GOAL OF THE EXERCISE -> The data below is to be returned in full and exactly.

RECORD SET ->

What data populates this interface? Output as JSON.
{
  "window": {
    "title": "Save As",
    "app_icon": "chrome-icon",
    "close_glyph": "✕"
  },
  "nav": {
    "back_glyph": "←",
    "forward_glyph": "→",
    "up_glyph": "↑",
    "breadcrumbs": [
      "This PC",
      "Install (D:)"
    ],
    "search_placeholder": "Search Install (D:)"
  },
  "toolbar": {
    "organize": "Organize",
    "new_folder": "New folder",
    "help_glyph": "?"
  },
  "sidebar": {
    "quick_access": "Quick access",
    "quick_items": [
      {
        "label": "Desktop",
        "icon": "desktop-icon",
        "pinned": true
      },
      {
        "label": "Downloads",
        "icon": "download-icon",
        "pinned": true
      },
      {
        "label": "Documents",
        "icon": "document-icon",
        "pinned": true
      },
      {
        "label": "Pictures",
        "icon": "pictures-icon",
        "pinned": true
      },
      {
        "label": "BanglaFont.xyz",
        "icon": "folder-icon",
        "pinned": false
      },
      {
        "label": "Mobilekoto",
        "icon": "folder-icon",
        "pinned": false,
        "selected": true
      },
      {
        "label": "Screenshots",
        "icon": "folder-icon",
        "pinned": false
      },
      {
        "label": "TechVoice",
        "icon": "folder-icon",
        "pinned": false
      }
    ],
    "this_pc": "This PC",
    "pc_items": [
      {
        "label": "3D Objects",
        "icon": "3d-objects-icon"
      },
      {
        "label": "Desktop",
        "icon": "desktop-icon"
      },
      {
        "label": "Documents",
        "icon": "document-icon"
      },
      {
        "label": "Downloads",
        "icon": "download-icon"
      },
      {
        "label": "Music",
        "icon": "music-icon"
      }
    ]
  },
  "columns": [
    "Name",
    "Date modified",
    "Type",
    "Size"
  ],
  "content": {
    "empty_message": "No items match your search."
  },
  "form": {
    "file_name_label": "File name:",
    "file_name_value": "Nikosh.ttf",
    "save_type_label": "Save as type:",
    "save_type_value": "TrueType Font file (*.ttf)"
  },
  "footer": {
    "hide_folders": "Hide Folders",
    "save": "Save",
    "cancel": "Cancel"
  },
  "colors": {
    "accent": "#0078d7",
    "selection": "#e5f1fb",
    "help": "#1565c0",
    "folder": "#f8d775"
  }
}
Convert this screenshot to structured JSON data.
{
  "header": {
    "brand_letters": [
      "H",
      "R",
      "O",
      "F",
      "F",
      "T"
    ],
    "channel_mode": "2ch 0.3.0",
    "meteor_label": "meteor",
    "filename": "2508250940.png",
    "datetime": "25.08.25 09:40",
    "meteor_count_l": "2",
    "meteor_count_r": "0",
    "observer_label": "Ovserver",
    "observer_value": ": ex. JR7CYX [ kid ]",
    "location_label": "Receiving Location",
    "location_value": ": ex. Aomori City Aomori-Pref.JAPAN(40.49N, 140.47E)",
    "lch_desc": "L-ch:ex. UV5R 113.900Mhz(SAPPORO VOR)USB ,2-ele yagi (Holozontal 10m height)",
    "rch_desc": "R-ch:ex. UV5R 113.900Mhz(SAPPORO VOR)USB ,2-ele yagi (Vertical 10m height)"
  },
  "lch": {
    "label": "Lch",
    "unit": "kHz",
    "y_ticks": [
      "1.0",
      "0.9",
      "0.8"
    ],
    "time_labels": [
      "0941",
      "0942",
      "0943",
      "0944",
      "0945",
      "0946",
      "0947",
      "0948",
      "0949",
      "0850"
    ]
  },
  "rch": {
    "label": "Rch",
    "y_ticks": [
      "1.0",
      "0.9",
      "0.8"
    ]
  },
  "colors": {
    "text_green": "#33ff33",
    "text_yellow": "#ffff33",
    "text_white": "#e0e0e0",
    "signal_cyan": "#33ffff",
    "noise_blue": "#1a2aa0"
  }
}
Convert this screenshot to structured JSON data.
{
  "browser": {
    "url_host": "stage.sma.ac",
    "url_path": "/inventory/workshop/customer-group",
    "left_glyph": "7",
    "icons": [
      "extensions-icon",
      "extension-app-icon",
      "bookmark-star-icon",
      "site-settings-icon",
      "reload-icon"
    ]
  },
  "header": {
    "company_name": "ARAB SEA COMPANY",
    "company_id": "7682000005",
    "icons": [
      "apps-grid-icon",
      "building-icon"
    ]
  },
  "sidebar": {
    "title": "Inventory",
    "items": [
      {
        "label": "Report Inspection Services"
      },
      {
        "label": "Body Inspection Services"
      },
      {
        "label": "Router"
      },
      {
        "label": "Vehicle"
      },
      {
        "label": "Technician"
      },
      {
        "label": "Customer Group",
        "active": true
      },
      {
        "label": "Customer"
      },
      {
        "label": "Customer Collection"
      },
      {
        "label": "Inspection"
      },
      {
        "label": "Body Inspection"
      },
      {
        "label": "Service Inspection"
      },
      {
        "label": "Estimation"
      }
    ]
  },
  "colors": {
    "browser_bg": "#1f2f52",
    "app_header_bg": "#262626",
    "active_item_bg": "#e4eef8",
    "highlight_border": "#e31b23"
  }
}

ANSWER TO THIS PROBLEM ->
What data populates this interface? Output as JSON.
{
  "window": {
    "title": "Save As",
    "app_icon": "chrome-icon",
    "close_glyph": "✕"
  },
  "nav": {
    "back_glyph": "←",
    "forward_glyph": "→",
    "up_glyph": "↑",
    "breadcrumbs": [
      "This PC",
      "Install (D:)"
    ],
    "search_placeholder": "Search Install (D:)"
  },
  "toolbar": {
    "organize": "Organize",
    "new_folder": "New folder",
    "help_glyph": "?"
  },
  "sidebar": {
    "quick_access": "Quick access",
    "quick_items": [
      {
        "label": "Desktop",
        "icon": "desktop-icon",
        "pinned": true
      },
      {
        "label": "Downloads",
        "icon": "download-icon",
        "pinned": true
      },
      {
        "label": "Documents",
        "icon": "document-icon",
        "pinned": true
      },
      {
        "label": "Pictures",
        "icon": "pictures-icon",
        "pinned": true
      },
      {
        "label": "BanglaFont.xyz",
        "icon": "folder-icon",
        "pinned": false
      },
      {
        "label": "Mobilekoto",
        "icon": "folder-icon",
        "pinned": false,
        "selected": true
      },
      {
        "label": "Screenshots",
        "icon": "folder-icon",
        "pinned": false
      },
      {
        "label": "TechVoice",
        "icon": "folder-icon",
        "pinned": false
      }
    ],
    "this_pc": "This PC",
    "pc_items": [
      {
        "label": "3D Objects",
        "icon": "3d-objects-icon"
      },
      {
        "label": "Desktop",
        "icon": "desktop-icon"
      },
      {
        "label": "Documents",
        "icon": "document-icon"
      },
      {
        "label": "Downloads",
        "icon": "download-icon"
      },
      {
        "label": "Music",
        "icon": "music-icon"
      }
    ]
  },
  "columns": [
    "Name",
    "Date modified",
    "Type",
    "Size"
  ],
  "content": {
    "empty_message": "No items match your search."
  },
  "form": {
    "file_name_label": "File name:",
    "file_name_value": "Nikosh.ttf",
    "save_type_label": "Save as type:",
    "save_type_value": "TrueType Font file (*.ttf)"
  },
  "footer": {
    "hide_folders": "Hide Folders",
    "save": "Save",
    "cancel": "Cancel"
  },
  "colors": {
    "accent": "#0078d7",
    "selection": "#e5f1fb",
    "help": "#1565c0",
    "folder": "#f8d775"
  }
}
Convert this screenshot to structured JSON data.
{
  "header": {
    "brand_letters": [
      "H",
      "R",
      "O",
      "F",
      "F",
      "T"
    ],
    "channel_mode": "2ch 0.3.0",
    "meteor_label": "meteor",
    "filename": "2508250940.png",
    "datetime": "25.08.25 09:40",
    "meteor_count_l": "2",
    "meteor_count_r": "0",
    "observer_label": "Ovserver",
    "observer_value": ": ex. JR7CYX [ kid ]",
    "location_label": "Receiving Location",
    "location_value": ": ex. Aomori City Aomori-Pref.JAPAN(40.49N, 140.47E)",
    "lch_desc": "L-ch:ex. UV5R 113.900Mhz(SAPPORO VOR)USB ,2-ele yagi (Holozontal 10m height)",
    "rch_desc": "R-ch:ex. UV5R 113.900Mhz(SAPPORO VOR)USB ,2-ele yagi (Vertical 10m height)"
  },
  "lch": {
    "label": "Lch",
    "unit": "kHz",
    "y_ticks": [
      "1.0",
      "0.9",
      "0.8"
    ],
    "time_labels": [
      "0941",
      "0942",
      "0943",
      "0944",
      "0945",
      "0946",
      "0947",
      "0948",
      "0949",
      "0850"
    ]
  },
  "rch": {
    "label": "Rch",
    "y_ticks": [
      "1.0",
      "0.9",
      "0.8"
    ]
  },
  "colors": {
    "text_green": "#33ff33",
    "text_yellow": "#ffff33",
    "text_white": "#e0e0e0",
    "signal_cyan": "#33ffff",
    "noise_blue": "#1a2aa0"
  }
}
Convert this screenshot to structured JSON data.
{
  "browser": {
    "url_host": "stage.sma.ac",
    "url_path": "/inventory/workshop/customer-group",
    "left_glyph": "7",
    "icons": [
      "extensions-icon",
      "extension-app-icon",
      "bookmark-star-icon",
      "site-settings-icon",
      "reload-icon"
    ]
  },
  "header": {
    "company_name": "ARAB SEA COMPANY",
    "company_id": "7682000005",
    "icons": [
      "apps-grid-icon",
      "building-icon"
    ]
  },
  "sidebar": {
    "title": "Inventory",
    "items": [
      {
        "label": "Report Inspection Services"
      },
      {
        "label": "Body Inspection Services"
      },
      {
        "label": "Router"
      },
      {
        "label": "Vehicle"
      },
      {
        "label": "Technician"
      },
      {
        "label": "Customer Group",
        "active": true
      },
      {
        "label": "Customer"
      },
      {
        "label": "Customer Collection"
      },
      {
        "label": "Inspection"
      },
      {
        "label": "Body Inspection"
      },
      {
        "label": "Service Inspection"
      },
      {
        "label": "Estimation"
      }
    ]
  },
  "colors": {
    "browser_bg": "#1f2f52",
    "app_header_bg": "#262626",
    "active_item_bg": "#e4eef8",
    "highlight_border": "#e31b23"
  }
}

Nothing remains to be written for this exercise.